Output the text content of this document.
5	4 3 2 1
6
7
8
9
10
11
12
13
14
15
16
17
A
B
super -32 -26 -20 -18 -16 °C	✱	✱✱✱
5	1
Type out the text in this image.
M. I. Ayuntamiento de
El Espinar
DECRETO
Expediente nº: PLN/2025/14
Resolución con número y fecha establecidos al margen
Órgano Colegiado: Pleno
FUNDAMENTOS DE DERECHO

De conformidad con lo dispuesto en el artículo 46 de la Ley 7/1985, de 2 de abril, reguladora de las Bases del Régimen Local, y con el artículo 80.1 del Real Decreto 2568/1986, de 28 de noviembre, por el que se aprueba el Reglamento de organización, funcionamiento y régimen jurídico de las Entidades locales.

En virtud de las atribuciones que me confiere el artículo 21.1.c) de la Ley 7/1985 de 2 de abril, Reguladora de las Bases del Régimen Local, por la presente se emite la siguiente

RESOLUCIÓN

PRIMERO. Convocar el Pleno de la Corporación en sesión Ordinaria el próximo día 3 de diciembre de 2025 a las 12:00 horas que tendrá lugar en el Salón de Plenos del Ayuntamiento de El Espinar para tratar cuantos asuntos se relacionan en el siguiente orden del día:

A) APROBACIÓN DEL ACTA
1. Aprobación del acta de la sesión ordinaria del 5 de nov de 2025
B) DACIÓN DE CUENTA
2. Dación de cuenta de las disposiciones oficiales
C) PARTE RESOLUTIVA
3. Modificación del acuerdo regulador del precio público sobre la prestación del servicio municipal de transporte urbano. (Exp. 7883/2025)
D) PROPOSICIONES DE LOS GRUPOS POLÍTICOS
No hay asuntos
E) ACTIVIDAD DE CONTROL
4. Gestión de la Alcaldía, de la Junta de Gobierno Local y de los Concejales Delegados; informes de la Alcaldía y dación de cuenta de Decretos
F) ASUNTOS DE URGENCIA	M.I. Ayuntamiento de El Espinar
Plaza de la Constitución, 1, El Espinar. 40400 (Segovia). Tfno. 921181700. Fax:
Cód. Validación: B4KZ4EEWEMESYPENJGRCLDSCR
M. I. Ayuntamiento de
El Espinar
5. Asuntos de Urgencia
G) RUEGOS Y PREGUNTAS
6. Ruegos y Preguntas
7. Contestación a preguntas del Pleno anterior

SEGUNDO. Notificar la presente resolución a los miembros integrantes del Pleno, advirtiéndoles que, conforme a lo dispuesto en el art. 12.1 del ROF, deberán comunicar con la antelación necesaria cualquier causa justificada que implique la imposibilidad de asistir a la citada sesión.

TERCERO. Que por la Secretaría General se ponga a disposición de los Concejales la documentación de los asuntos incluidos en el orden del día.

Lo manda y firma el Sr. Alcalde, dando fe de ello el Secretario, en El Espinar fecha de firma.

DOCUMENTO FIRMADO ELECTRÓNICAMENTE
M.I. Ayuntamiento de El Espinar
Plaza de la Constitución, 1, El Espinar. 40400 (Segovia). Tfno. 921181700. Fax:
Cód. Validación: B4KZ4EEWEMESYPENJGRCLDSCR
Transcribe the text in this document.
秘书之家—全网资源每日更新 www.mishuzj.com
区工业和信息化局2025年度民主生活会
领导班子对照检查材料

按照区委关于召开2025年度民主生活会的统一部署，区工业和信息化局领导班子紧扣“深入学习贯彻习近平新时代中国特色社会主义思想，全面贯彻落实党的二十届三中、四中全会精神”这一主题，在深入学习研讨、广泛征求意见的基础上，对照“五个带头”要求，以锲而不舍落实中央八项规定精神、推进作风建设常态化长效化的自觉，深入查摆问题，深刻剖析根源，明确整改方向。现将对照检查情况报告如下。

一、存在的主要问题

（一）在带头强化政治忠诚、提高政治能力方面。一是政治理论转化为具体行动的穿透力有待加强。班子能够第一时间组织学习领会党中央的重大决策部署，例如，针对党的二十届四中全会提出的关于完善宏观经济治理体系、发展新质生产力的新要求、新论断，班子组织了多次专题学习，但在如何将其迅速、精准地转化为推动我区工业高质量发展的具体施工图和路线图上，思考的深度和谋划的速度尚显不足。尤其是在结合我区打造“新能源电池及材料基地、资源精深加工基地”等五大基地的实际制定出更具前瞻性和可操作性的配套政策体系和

▬▬▬▬▬▬

Return what is listed above, exactly and completely.

Output the text content of this document.
5	4 3 2 1
6
7
8
9
10
11
12
13
14
15
16
17
A
B
super -32 -26 -20 -18 -16 °C	✱	✱✱✱
5	1
Type out the text in this image.
M. I. Ayuntamiento de
El Espinar
DECRETO
Expediente nº: PLN/2025/14
Resolución con número y fecha establecidos al margen
Órgano Colegiado: Pleno
FUNDAMENTOS DE DERECHO

De conformidad con lo dispuesto en el artículo 46 de la Ley 7/1985, de 2 de abril, reguladora de las Bases del Régimen Local, y con el artículo 80.1 del Real Decreto 2568/1986, de 28 de noviembre, por el que se aprueba el Reglamento de organización, funcionamiento y régimen jurídico de las Entidades locales.

En virtud de las atribuciones que me confiere el artículo 21.1.c) de la Ley 7/1985 de 2 de abril, Reguladora de las Bases del Régimen Local, por la presente se emite la siguiente

RESOLUCIÓN

PRIMERO. Convocar el Pleno de la Corporación en sesión Ordinaria el próximo día 3 de diciembre de 2025 a las 12:00 horas que tendrá lugar en el Salón de Plenos del Ayuntamiento de El Espinar para tratar cuantos asuntos se relacionan en el siguiente orden del día:

A) APROBACIÓN DEL ACTA
1. Aprobación del acta de la sesión ordinaria del 5 de nov de 2025
B) DACIÓN DE CUENTA
2. Dación de cuenta de las disposiciones oficiales
C) PARTE RESOLUTIVA
3. Modificación del acuerdo regulador del precio público sobre la prestación del servicio municipal de transporte urbano. (Exp. 7883/2025)
D) PROPOSICIONES DE LOS GRUPOS POLÍTICOS
No hay asuntos
E) ACTIVIDAD DE CONTROL
4. Gestión de la Alcaldía, de la Junta de Gobierno Local y de los Concejales Delegados; informes de la Alcaldía y dación de cuenta de Decretos
F) ASUNTOS DE URGENCIA	M.I. Ayuntamiento de El Espinar
Plaza de la Constitución, 1, El Espinar. 40400 (Segovia). Tfno. 921181700. Fax:
Cód. Validación: B4KZ4EEWEMESYPENJGRCLDSCR
M. I. Ayuntamiento de
El Espinar
5. Asuntos de Urgencia
G) RUEGOS Y PREGUNTAS
6. Ruegos y Preguntas
7. Contestación a preguntas del Pleno anterior

SEGUNDO. Notificar la presente resolución a los miembros integrantes del Pleno, advirtiéndoles que, conforme a lo dispuesto en el art. 12.1 del ROF, deberán comunicar con la antelación necesaria cualquier causa justificada que implique la imposibilidad de asistir a la citada sesión.

TERCERO. Que por la Secretaría General se ponga a disposición de los Concejales la documentación de los asuntos incluidos en el orden del día.

Lo manda y firma el Sr. Alcalde, dando fe de ello el Secretario, en El Espinar fecha de firma.

DOCUMENTO FIRMADO ELECTRÓNICAMENTE
M.I. Ayuntamiento de El Espinar
Plaza de la Constitución, 1, El Espinar. 40400 (Segovia). Tfno. 921181700. Fax:
Cód. Validación: B4KZ4EEWEMESYPENJGRCLDSCR
Transcribe the text in this document.
秘书之家—全网资源每日更新 www.mishuzj.com
区工业和信息化局2025年度民主生活会
领导班子对照检查材料

按照区委关于召开2025年度民主生活会的统一部署，区工业和信息化局领导班子紧扣“深入学习贯彻习近平新时代中国特色社会主义思想，全面贯彻落实党的二十届三中、四中全会精神”这一主题，在深入学习研讨、广泛征求意见的基础上，对照“五个带头”要求，以锲而不舍落实中央八项规定精神、推进作风建设常态化长效化的自觉，深入查摆问题，深刻剖析根源，明确整改方向。现将对照检查情况报告如下。

一、存在的主要问题

（一）在带头强化政治忠诚、提高政治能力方面。一是政治理论转化为具体行动的穿透力有待加强。班子能够第一时间组织学习领会党中央的重大决策部署，例如，针对党的二十届四中全会提出的关于完善宏观经济治理体系、发展新质生产力的新要求、新论断，班子组织了多次专题学习，但在如何将其迅速、精准地转化为推动我区工业高质量发展的具体施工图和路线图上，思考的深度和谋划的速度尚显不足。尤其是在结合我区打造“新能源电池及材料基地、资源精深加工基地”等五大基地的实际制定出更具前瞻性和可操作性的配套政策体系和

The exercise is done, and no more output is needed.